- **GOAL**: Write the records below out again exactly as given, with no images.

- **DATA RECORDS**:
--

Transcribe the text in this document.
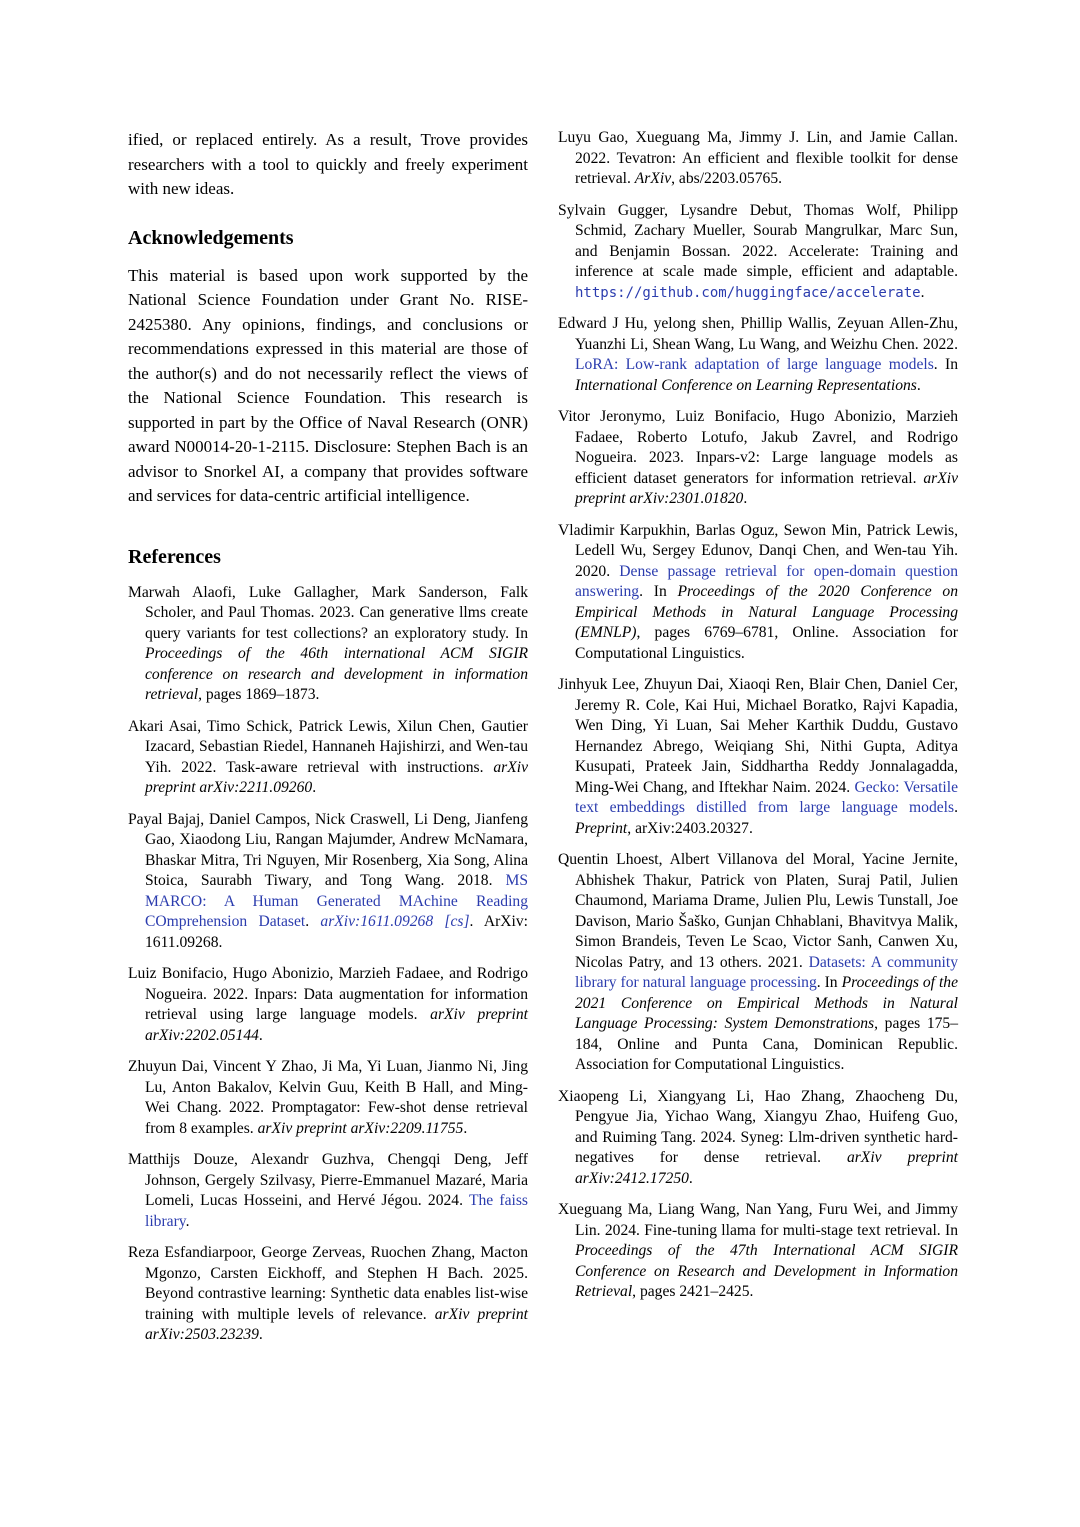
ified, or replaced entirely. As a result, Trove provides researchers with a tool to quickly and freely experiment with new ideas.

Acknowledgements

This material is based upon work supported by the National Science Foundation under Grant No. RISE-2425380. Any opinions, findings, and conclusions or recommendations expressed in this material are those of the author(s) and do not necessarily reflect the views of the National Science Foundation. This research is supported in part by the Office of Naval Research (ONR) award N00014-20-1-2115. Disclosure: Stephen Bach is an advisor to Snorkel AI, a company that provides software and services for data-centric artificial intelligence.

References

Marwah Alaofi, Luke Gallagher, Mark Sanderson, Falk Scholer, and Paul Thomas. 2023. Can generative llms create query variants for test collections? an exploratory study. In Proceedings of the 46th international ACM SIGIR conference on research and development in information retrieval, pages 1869–1873.

Akari Asai, Timo Schick, Patrick Lewis, Xilun Chen, Gautier Izacard, Sebastian Riedel, Hannaneh Hajishirzi, and Wen-tau Yih. 2022. Task-aware retrieval with instructions. arXiv preprint arXiv:2211.09260.

Payal Bajaj, Daniel Campos, Nick Craswell, Li Deng, Jianfeng Gao, Xiaodong Liu, Rangan Majumder, Andrew McNamara, Bhaskar Mitra, Tri Nguyen, Mir Rosenberg, Xia Song, Alina Stoica, Saurabh Tiwary, and Tong Wang. 2018. MS MARCO: A Human Generated MAchine Reading COmprehension Dataset. arXiv:1611.09268 [cs]. ArXiv: 1611.09268.

Luiz Bonifacio, Hugo Abonizio, Marzieh Fadaee, and Rodrigo Nogueira. 2022. Inpars: Data augmentation for information retrieval using large language models. arXiv preprint arXiv:2202.05144.

Zhuyun Dai, Vincent Y Zhao, Ji Ma, Yi Luan, Jianmo Ni, Jing Lu, Anton Bakalov, Kelvin Guu, Keith B Hall, and Ming-Wei Chang. 2022. Promptagator: Few-shot dense retrieval from 8 examples. arXiv preprint arXiv:2209.11755.

Matthijs Douze, Alexandr Guzhva, Chengqi Deng, Jeff Johnson, Gergely Szilvasy, Pierre-Emmanuel Mazaré, Maria Lomeli, Lucas Hosseini, and Hervé Jégou. 2024. The faiss library.

Reza Esfandiarpoor, George Zerveas, Ruochen Zhang, Macton Mgonzo, Carsten Eickhoff, and Stephen H Bach. 2025. Beyond contrastive learning: Synthetic data enables list-wise training with multiple levels of relevance. arXiv preprint arXiv:2503.23239.

Luyu Gao, Xueguang Ma, Jimmy J. Lin, and Jamie Callan. 2022. Tevatron: An efficient and flexible toolkit for dense retrieval. ArXiv, abs/2203.05765.

Sylvain Gugger, Lysandre Debut, Thomas Wolf, Philipp Schmid, Zachary Mueller, Sourab Mangrulkar, Marc Sun, and Benjamin Bossan. 2022. Accelerate: Training and inference at scale made simple, efficient and adaptable. https://github.com/huggingface/accelerate.

Edward J Hu, yelong shen, Phillip Wallis, Zeyuan Allen-Zhu, Yuanzhi Li, Shean Wang, Lu Wang, and Weizhu Chen. 2022. LoRA: Low-rank adaptation of large language models. In International Conference on Learning Representations.

Vitor Jeronymo, Luiz Bonifacio, Hugo Abonizio, Marzieh Fadaee, Roberto Lotufo, Jakub Zavrel, and Rodrigo Nogueira. 2023. Inpars-v2: Large language models as efficient dataset generators for information retrieval. arXiv preprint arXiv:2301.01820.

Vladimir Karpukhin, Barlas Oguz, Sewon Min, Patrick Lewis, Ledell Wu, Sergey Edunov, Danqi Chen, and Wen-tau Yih. 2020. Dense passage retrieval for open-domain question answering. In Proceedings of the 2020 Conference on Empirical Methods in Natural Language Processing (EMNLP), pages 6769–6781, Online. Association for Computational Linguistics.

Jinhyuk Lee, Zhuyun Dai, Xiaoqi Ren, Blair Chen, Daniel Cer, Jeremy R. Cole, Kai Hui, Michael Boratko, Rajvi Kapadia, Wen Ding, Yi Luan, Sai Meher Karthik Duddu, Gustavo Hernandez Abrego, Weiqiang Shi, Nithi Gupta, Aditya Kusupati, Prateek Jain, Siddhartha Reddy Jonnalagadda, Ming-Wei Chang, and Iftekhar Naim. 2024. Gecko: Versatile text embeddings distilled from large language models. Preprint, arXiv:2403.20327.

Quentin Lhoest, Albert Villanova del Moral, Yacine Jernite, Abhishek Thakur, Patrick von Platen, Suraj Patil, Julien Chaumond, Mariama Drame, Julien Plu, Lewis Tunstall, Joe Davison, Mario Šaško, Gunjan Chhablani, Bhavitvya Malik, Simon Brandeis, Teven Le Scao, Victor Sanh, Canwen Xu, Nicolas Patry, and 13 others. 2021. Datasets: A community library for natural language processing. In Proceedings of the 2021 Conference on Empirical Methods in Natural Language Processing: System Demonstrations, pages 175–184, Online and Punta Cana, Dominican Republic. Association for Computational Linguistics.

Xiaopeng Li, Xiangyang Li, Hao Zhang, Zhaocheng Du, Pengyue Jia, Yichao Wang, Xiangyu Zhao, Huifeng Guo, and Ruiming Tang. 2024. Syneg: Llm-driven synthetic hard-negatives for dense retrieval. arXiv preprint arXiv:2412.17250.

Xueguang Ma, Liang Wang, Nan Yang, Furu Wei, and Jimmy Lin. 2024. Fine-tuning llama for multi-stage text retrieval. In Proceedings of the 47th International ACM SIGIR Conference on Research and Development in Information Retrieval, pages 2421–2425.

--

- **ANSWER TO THIS TASK**:
Transcribe the text in this document.
ified, or replaced entirely. As a result, Trove provides researchers with a tool to quickly and freely experiment with new ideas.

Acknowledgements

This material is based upon work supported by the National Science Foundation under Grant No. RISE-2425380. Any opinions, findings, and conclusions or recommendations expressed in this material are those of the author(s) and do not necessarily reflect the views of the National Science Foundation. This research is supported in part by the Office of Naval Research (ONR) award N00014-20-1-2115. Disclosure: Stephen Bach is an advisor to Snorkel AI, a company that provides software and services for data-centric artificial intelligence.

References

Marwah Alaofi, Luke Gallagher, Mark Sanderson, Falk Scholer, and Paul Thomas. 2023. Can generative llms create query variants for test collections? an exploratory study. In Proceedings of the 46th international ACM SIGIR conference on research and development in information retrieval, pages 1869–1873.

Akari Asai, Timo Schick, Patrick Lewis, Xilun Chen, Gautier Izacard, Sebastian Riedel, Hannaneh Hajishirzi, and Wen-tau Yih. 2022. Task-aware retrieval with instructions. arXiv preprint arXiv:2211.09260.

Payal Bajaj, Daniel Campos, Nick Craswell, Li Deng, Jianfeng Gao, Xiaodong Liu, Rangan Majumder, Andrew McNamara, Bhaskar Mitra, Tri Nguyen, Mir Rosenberg, Xia Song, Alina Stoica, Saurabh Tiwary, and Tong Wang. 2018. MS MARCO: A Human Generated MAchine Reading COmprehension Dataset. arXiv:1611.09268 [cs]. ArXiv: 1611.09268.

Luiz Bonifacio, Hugo Abonizio, Marzieh Fadaee, and Rodrigo Nogueira. 2022. Inpars: Data augmentation for information retrieval using large language models. arXiv preprint arXiv:2202.05144.

Zhuyun Dai, Vincent Y Zhao, Ji Ma, Yi Luan, Jianmo Ni, Jing Lu, Anton Bakalov, Kelvin Guu, Keith B Hall, and Ming-Wei Chang. 2022. Promptagator: Few-shot dense retrieval from 8 examples. arXiv preprint arXiv:2209.11755.

Matthijs Douze, Alexandr Guzhva, Chengqi Deng, Jeff Johnson, Gergely Szilvasy, Pierre-Emmanuel Mazaré, Maria Lomeli, Lucas Hosseini, and Hervé Jégou. 2024. The faiss library.

Reza Esfandiarpoor, George Zerveas, Ruochen Zhang, Macton Mgonzo, Carsten Eickhoff, and Stephen H Bach. 2025. Beyond contrastive learning: Synthetic data enables list-wise training with multiple levels of relevance. arXiv preprint arXiv:2503.23239.

Luyu Gao, Xueguang Ma, Jimmy J. Lin, and Jamie Callan. 2022. Tevatron: An efficient and flexible toolkit for dense retrieval. ArXiv, abs/2203.05765.

Sylvain Gugger, Lysandre Debut, Thomas Wolf, Philipp Schmid, Zachary Mueller, Sourab Mangrulkar, Marc Sun, and Benjamin Bossan. 2022. Accelerate: Training and inference at scale made simple, efficient and adaptable. https://github.com/huggingface/accelerate.

Edward J Hu, yelong shen, Phillip Wallis, Zeyuan Allen-Zhu, Yuanzhi Li, Shean Wang, Lu Wang, and Weizhu Chen. 2022. LoRA: Low-rank adaptation of large language models. In International Conference on Learning Representations.

Vitor Jeronymo, Luiz Bonifacio, Hugo Abonizio, Marzieh Fadaee, Roberto Lotufo, Jakub Zavrel, and Rodrigo Nogueira. 2023. Inpars-v2: Large language models as efficient dataset generators for information retrieval. arXiv preprint arXiv:2301.01820.

Vladimir Karpukhin, Barlas Oguz, Sewon Min, Patrick Lewis, Ledell Wu, Sergey Edunov, Danqi Chen, and Wen-tau Yih. 2020. Dense passage retrieval for open-domain question answering. In Proceedings of the 2020 Conference on Empirical Methods in Natural Language Processing (EMNLP), pages 6769–6781, Online. Association for Computational Linguistics.

Jinhyuk Lee, Zhuyun Dai, Xiaoqi Ren, Blair Chen, Daniel Cer, Jeremy R. Cole, Kai Hui, Michael Boratko, Rajvi Kapadia, Wen Ding, Yi Luan, Sai Meher Karthik Duddu, Gustavo Hernandez Abrego, Weiqiang Shi, Nithi Gupta, Aditya Kusupati, Prateek Jain, Siddhartha Reddy Jonnalagadda, Ming-Wei Chang, and Iftekhar Naim. 2024. Gecko: Versatile text embeddings distilled from large language models. Preprint, arXiv:2403.20327.

Quentin Lhoest, Albert Villanova del Moral, Yacine Jernite, Abhishek Thakur, Patrick von Platen, Suraj Patil, Julien Chaumond, Mariama Drame, Julien Plu, Lewis Tunstall, Joe Davison, Mario Šaško, Gunjan Chhablani, Bhavitvya Malik, Simon Brandeis, Teven Le Scao, Victor Sanh, Canwen Xu, Nicolas Patry, and 13 others. 2021. Datasets: A community library for natural language processing. In Proceedings of the 2021 Conference on Empirical Methods in Natural Language Processing: System Demonstrations, pages 175–184, Online and Punta Cana, Dominican Republic. Association for Computational Linguistics.

Xiaopeng Li, Xiangyang Li, Hao Zhang, Zhaocheng Du, Pengyue Jia, Yichao Wang, Xiangyu Zhao, Huifeng Guo, and Ruiming Tang. 2024. Syneg: Llm-driven synthetic hard-negatives for dense retrieval. arXiv preprint arXiv:2412.17250.

Xueguang Ma, Liang Wang, Nan Yang, Furu Wei, and Jimmy Lin. 2024. Fine-tuning llama for multi-stage text retrieval. In Proceedings of the 47th International ACM SIGIR Conference on Research and Development in Information Retrieval, pages 2421–2425.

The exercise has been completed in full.